WRITTEN TASK - Scan the lines below; pull out those with "graph".

PROVIDED RECORDS -

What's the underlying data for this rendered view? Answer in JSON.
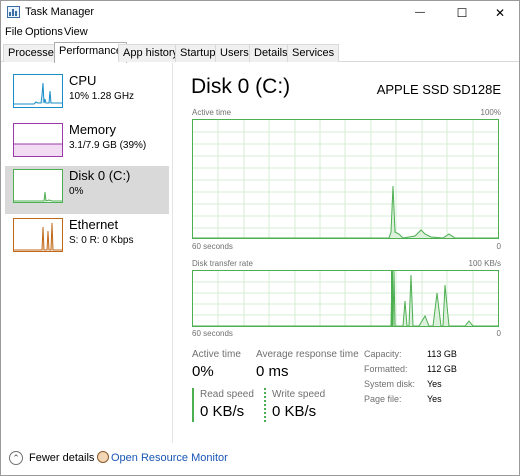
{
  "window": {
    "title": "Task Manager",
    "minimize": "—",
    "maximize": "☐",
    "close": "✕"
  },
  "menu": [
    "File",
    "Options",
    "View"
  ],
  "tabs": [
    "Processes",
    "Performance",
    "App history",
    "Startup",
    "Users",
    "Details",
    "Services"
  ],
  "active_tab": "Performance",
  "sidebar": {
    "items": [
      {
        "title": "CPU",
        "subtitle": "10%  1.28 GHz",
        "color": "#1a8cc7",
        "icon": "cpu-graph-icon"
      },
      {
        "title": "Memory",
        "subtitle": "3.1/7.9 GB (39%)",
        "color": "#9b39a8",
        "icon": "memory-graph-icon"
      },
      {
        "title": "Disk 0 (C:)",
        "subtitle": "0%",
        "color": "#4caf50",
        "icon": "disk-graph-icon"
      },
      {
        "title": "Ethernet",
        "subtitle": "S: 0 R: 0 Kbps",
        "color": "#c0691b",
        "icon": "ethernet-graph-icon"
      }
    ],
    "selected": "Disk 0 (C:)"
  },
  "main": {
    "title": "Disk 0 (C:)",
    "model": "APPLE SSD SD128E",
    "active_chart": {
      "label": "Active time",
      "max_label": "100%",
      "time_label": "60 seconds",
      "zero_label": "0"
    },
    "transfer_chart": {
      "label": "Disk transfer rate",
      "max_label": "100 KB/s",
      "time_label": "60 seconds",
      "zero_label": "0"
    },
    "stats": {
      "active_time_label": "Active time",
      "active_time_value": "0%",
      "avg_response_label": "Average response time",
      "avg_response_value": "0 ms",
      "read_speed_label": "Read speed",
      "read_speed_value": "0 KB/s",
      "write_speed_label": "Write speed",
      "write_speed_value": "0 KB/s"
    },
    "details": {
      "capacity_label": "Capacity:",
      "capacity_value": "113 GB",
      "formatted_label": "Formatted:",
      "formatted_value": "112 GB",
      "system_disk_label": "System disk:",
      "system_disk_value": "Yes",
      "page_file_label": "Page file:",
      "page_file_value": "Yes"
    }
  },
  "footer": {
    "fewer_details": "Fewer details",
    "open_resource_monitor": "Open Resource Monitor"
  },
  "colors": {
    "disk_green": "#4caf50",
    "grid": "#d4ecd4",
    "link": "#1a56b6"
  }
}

EXERCISE ANSWER -
        "icon": "cpu-graph-icon"
        "icon": "memory-graph-icon"
        "icon": "disk-graph-icon"
        "icon": "ethernet-graph-icon"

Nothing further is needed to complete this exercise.